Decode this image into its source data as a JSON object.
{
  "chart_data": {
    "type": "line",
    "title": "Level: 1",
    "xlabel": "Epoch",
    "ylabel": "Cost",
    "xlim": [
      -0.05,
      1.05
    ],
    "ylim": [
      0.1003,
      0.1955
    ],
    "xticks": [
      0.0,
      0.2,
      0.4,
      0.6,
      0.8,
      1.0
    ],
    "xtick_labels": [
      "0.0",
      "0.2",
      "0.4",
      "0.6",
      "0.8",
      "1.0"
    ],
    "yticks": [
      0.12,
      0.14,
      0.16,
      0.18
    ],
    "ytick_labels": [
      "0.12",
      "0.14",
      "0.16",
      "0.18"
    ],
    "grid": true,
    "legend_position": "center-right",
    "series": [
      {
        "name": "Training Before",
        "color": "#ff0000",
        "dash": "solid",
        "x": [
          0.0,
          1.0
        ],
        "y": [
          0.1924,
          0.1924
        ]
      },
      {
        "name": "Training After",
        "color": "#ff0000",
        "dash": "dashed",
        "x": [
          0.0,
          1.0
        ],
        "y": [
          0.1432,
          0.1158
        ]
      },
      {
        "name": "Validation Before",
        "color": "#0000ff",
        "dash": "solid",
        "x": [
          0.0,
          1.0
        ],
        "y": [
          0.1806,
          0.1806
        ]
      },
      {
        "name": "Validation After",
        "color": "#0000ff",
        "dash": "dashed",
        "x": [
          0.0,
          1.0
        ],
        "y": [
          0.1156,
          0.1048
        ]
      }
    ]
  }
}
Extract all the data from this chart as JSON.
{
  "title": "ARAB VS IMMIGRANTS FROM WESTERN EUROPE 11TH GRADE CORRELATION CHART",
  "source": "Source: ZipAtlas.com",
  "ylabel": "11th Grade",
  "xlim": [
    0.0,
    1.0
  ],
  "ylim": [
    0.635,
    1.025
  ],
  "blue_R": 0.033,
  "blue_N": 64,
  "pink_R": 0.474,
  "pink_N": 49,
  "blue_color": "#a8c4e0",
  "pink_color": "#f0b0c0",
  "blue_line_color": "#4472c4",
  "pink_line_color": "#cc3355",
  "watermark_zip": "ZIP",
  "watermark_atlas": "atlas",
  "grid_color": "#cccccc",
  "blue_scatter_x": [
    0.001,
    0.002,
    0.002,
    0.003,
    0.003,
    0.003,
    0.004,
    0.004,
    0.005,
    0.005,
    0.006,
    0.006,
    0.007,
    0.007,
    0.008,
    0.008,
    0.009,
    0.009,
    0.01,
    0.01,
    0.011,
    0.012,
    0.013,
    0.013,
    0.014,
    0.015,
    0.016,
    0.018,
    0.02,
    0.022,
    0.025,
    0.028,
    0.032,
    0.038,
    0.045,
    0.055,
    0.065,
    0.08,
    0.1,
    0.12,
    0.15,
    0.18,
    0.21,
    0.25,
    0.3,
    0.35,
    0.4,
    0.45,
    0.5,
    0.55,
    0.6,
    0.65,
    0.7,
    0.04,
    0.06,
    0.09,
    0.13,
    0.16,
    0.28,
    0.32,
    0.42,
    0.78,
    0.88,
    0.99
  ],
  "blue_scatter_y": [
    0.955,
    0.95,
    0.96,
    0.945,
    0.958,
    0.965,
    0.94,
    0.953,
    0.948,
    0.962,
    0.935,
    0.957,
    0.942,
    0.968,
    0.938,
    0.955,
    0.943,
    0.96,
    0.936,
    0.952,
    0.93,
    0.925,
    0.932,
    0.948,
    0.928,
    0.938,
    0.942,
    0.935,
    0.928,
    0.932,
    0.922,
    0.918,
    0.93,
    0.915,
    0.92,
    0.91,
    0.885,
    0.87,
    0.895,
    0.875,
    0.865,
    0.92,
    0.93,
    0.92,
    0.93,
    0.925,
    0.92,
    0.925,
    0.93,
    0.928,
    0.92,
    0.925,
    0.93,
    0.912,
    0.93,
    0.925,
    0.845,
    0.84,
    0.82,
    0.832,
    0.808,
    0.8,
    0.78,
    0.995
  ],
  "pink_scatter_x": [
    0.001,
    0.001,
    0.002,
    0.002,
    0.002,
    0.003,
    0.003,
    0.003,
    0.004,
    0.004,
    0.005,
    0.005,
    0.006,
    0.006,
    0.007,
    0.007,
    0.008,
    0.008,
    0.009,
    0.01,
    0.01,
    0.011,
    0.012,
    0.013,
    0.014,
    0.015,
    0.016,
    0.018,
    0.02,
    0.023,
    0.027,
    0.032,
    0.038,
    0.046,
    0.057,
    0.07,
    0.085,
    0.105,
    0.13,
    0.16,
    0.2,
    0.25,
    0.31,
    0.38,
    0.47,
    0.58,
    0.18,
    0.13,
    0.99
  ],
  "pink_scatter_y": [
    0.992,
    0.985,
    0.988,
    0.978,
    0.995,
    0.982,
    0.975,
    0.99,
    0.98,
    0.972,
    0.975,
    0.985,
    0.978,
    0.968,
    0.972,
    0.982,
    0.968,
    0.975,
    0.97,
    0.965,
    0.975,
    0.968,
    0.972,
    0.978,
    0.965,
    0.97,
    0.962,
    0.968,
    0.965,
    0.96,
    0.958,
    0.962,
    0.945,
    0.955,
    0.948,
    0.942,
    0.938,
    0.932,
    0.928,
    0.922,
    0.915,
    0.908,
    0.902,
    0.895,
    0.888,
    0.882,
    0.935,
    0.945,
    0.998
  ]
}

• [Directions for this task] Output all of the material exactly as written.

• [Exercise result]
Decode this image into its source data as a JSON object.
{
  "chart_data": {
    "type": "line",
    "title": "Level: 1",
    "xlabel": "Epoch",
    "ylabel": "Cost",
    "xlim": [
      -0.05,
      1.05
    ],
    "ylim": [
      0.1003,
      0.1955
    ],
    "xticks": [
      0.0,
      0.2,
      0.4,
      0.6,
      0.8,
      1.0
    ],
    "xtick_labels": [
      "0.0",
      "0.2",
      "0.4",
      "0.6",
      "0.8",
      "1.0"
    ],
    "yticks": [
      0.12,
      0.14,
      0.16,
      0.18
    ],
    "ytick_labels": [
      "0.12",
      "0.14",
      "0.16",
      "0.18"
    ],
    "grid": true,
    "legend_position": "center-right",
    "series": [
      {
        "name": "Training Before",
        "color": "#ff0000",
        "dash": "solid",
        "x": [
          0.0,
          1.0
        ],
        "y": [
          0.1924,
          0.1924
        ]
      },
      {
        "name": "Training After",
        "color": "#ff0000",
        "dash": "dashed",
        "x": [
          0.0,
          1.0
        ],
        "y": [
          0.1432,
          0.1158
        ]
      },
      {
        "name": "Validation Before",
        "color": "#0000ff",
        "dash": "solid",
        "x": [
          0.0,
          1.0
        ],
        "y": [
          0.1806,
          0.1806
        ]
      },
      {
        "name": "Validation After",
        "color": "#0000ff",
        "dash": "dashed",
        "x": [
          0.0,
          1.0
        ],
        "y": [
          0.1156,
          0.1048
        ]
      }
    ]
  }
}
Extract all the data from this chart as JSON.
{
  "title": "ARAB VS IMMIGRANTS FROM WESTERN EUROPE 11TH GRADE CORRELATION CHART",
  "source": "Source: ZipAtlas.com",
  "ylabel": "11th Grade",
  "xlim": [
    0.0,
    1.0
  ],
  "ylim": [
    0.635,
    1.025
  ],
  "blue_R": 0.033,
  "blue_N": 64,
  "pink_R": 0.474,
  "pink_N": 49,
  "blue_color": "#a8c4e0",
  "pink_color": "#f0b0c0",
  "blue_line_color": "#4472c4",
  "pink_line_color": "#cc3355",
  "watermark_zip": "ZIP",
  "watermark_atlas": "atlas",
  "grid_color": "#cccccc",
  "blue_scatter_x": [
    0.001,
    0.002,
    0.002,
    0.003,
    0.003,
    0.003,
    0.004,
    0.004,
    0.005,
    0.005,
    0.006,
    0.006,
    0.007,
    0.007,
    0.008,
    0.008,
    0.009,
    0.009,
    0.01,
    0.01,
    0.011,
    0.012,
    0.013,
    0.013,
    0.014,
    0.015,
    0.016,
    0.018,
    0.02,
    0.022,
    0.025,
    0.028,
    0.032,
    0.038,
    0.045,
    0.055,
    0.065,
    0.08,
    0.1,
    0.12,
    0.15,
    0.18,
    0.21,
    0.25,
    0.3,
    0.35,
    0.4,
    0.45,
    0.5,
    0.55,
    0.6,
    0.65,
    0.7,
    0.04,
    0.06,
    0.09,
    0.13,
    0.16,
    0.28,
    0.32,
    0.42,
    0.78,
    0.88,
    0.99
  ],
  "blue_scatter_y": [
    0.955,
    0.95,
    0.96,
    0.945,
    0.958,
    0.965,
    0.94,
    0.953,
    0.948,
    0.962,
    0.935,
    0.957,
    0.942,
    0.968,
    0.938,
    0.955,
    0.943,
    0.96,
    0.936,
    0.952,
    0.93,
    0.925,
    0.932,
    0.948,
    0.928,
    0.938,
    0.942,
    0.935,
    0.928,
    0.932,
    0.922,
    0.918,
    0.93,
    0.915,
    0.92,
    0.91,
    0.885,
    0.87,
    0.895,
    0.875,
    0.865,
    0.92,
    0.93,
    0.92,
    0.93,
    0.925,
    0.92,
    0.925,
    0.93,
    0.928,
    0.92,
    0.925,
    0.93,
    0.912,
    0.93,
    0.925,
    0.845,
    0.84,
    0.82,
    0.832,
    0.808,
    0.8,
    0.78,
    0.995
  ],
  "pink_scatter_x": [
    0.001,
    0.001,
    0.002,
    0.002,
    0.002,
    0.003,
    0.003,
    0.003,
    0.004,
    0.004,
    0.005,
    0.005,
    0.006,
    0.006,
    0.007,
    0.007,
    0.008,
    0.008,
    0.009,
    0.01,
    0.01,
    0.011,
    0.012,
    0.013,
    0.014,
    0.015,
    0.016,
    0.018,
    0.02,
    0.023,
    0.027,
    0.032,
    0.038,
    0.046,
    0.057,
    0.07,
    0.085,
    0.105,
    0.13,
    0.16,
    0.2,
    0.25,
    0.31,
    0.38,
    0.47,
    0.58,
    0.18,
    0.13,
    0.99
  ],
  "pink_scatter_y": [
    0.992,
    0.985,
    0.988,
    0.978,
    0.995,
    0.982,
    0.975,
    0.99,
    0.98,
    0.972,
    0.975,
    0.985,
    0.978,
    0.968,
    0.972,
    0.982,
    0.968,
    0.975,
    0.97,
    0.965,
    0.975,
    0.968,
    0.972,
    0.978,
    0.965,
    0.97,
    0.962,
    0.968,
    0.965,
    0.96,
    0.958,
    0.962,
    0.945,
    0.955,
    0.948,
    0.942,
    0.938,
    0.932,
    0.928,
    0.922,
    0.915,
    0.908,
    0.902,
    0.895,
    0.888,
    0.882,
    0.935,
    0.945,
    0.998
  ]
}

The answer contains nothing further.